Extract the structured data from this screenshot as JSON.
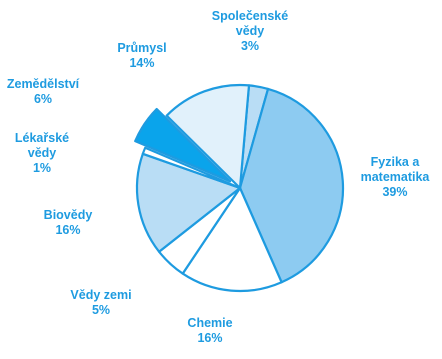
{
  "chart_data": {
    "type": "pie",
    "title": "",
    "colors": {
      "stroke": "#1e9be0",
      "light": "#e1f1fb",
      "medium": "#b9ddf5",
      "deep": "#8dcbf1",
      "dark": "#0aa4eb",
      "white": "#ffffff",
      "label": "#1e9be0"
    },
    "slices": [
      {
        "name_lines": [
          "Společenské",
          "vědy"
        ],
        "value_label": "3%",
        "value": 3,
        "fill": "#b9ddf5"
      },
      {
        "name_lines": [
          "Fyzika a",
          "matematika"
        ],
        "value_label": "39%",
        "value": 39,
        "fill": "#8dcbf1"
      },
      {
        "name_lines": [
          "Chemie"
        ],
        "value_label": "16%",
        "value": 16,
        "fill": "#ffffff"
      },
      {
        "name_lines": [
          "Vědy zemi"
        ],
        "value_label": "5%",
        "value": 5,
        "fill": "#ffffff"
      },
      {
        "name_lines": [
          "Biovědy"
        ],
        "value_label": "16%",
        "value": 16,
        "fill": "#b9ddf5"
      },
      {
        "name_lines": [
          "Lékařské",
          "vědy"
        ],
        "value_label": "1%",
        "value": 1,
        "fill": "#ffffff"
      },
      {
        "name_lines": [
          "Zemědělství"
        ],
        "value_label": "6%",
        "value": 6,
        "fill": "#0aa4eb"
      },
      {
        "name_lines": [
          "Průmysl"
        ],
        "value_label": "14%",
        "value": 14,
        "fill": "#e1f1fb"
      }
    ]
  }
}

_TASK PROMPT_
Give the entries again word for word, but skip the pictures.

_REPLY_
Extract the structured data from this screenshot as JSON.
{
  "chart_data": {
    "type": "pie",
    "title": "",
    "colors": {
      "stroke": "#1e9be0",
      "light": "#e1f1fb",
      "medium": "#b9ddf5",
      "deep": "#8dcbf1",
      "dark": "#0aa4eb",
      "white": "#ffffff",
      "label": "#1e9be0"
    },
    "slices": [
      {
        "name_lines": [
          "Společenské",
          "vědy"
        ],
        "value_label": "3%",
        "value": 3,
        "fill": "#b9ddf5"
      },
      {
        "name_lines": [
          "Fyzika a",
          "matematika"
        ],
        "value_label": "39%",
        "value": 39,
        "fill": "#8dcbf1"
      },
      {
        "name_lines": [
          "Chemie"
        ],
        "value_label": "16%",
        "value": 16,
        "fill": "#ffffff"
      },
      {
        "name_lines": [
          "Vědy zemi"
        ],
        "value_label": "5%",
        "value": 5,
        "fill": "#ffffff"
      },
      {
        "name_lines": [
          "Biovědy"
        ],
        "value_label": "16%",
        "value": 16,
        "fill": "#b9ddf5"
      },
      {
        "name_lines": [
          "Lékařské",
          "vědy"
        ],
        "value_label": "1%",
        "value": 1,
        "fill": "#ffffff"
      },
      {
        "name_lines": [
          "Zemědělství"
        ],
        "value_label": "6%",
        "value": 6,
        "fill": "#0aa4eb"
      },
      {
        "name_lines": [
          "Průmysl"
        ],
        "value_label": "14%",
        "value": 14,
        "fill": "#e1f1fb"
      }
    ]
  }
}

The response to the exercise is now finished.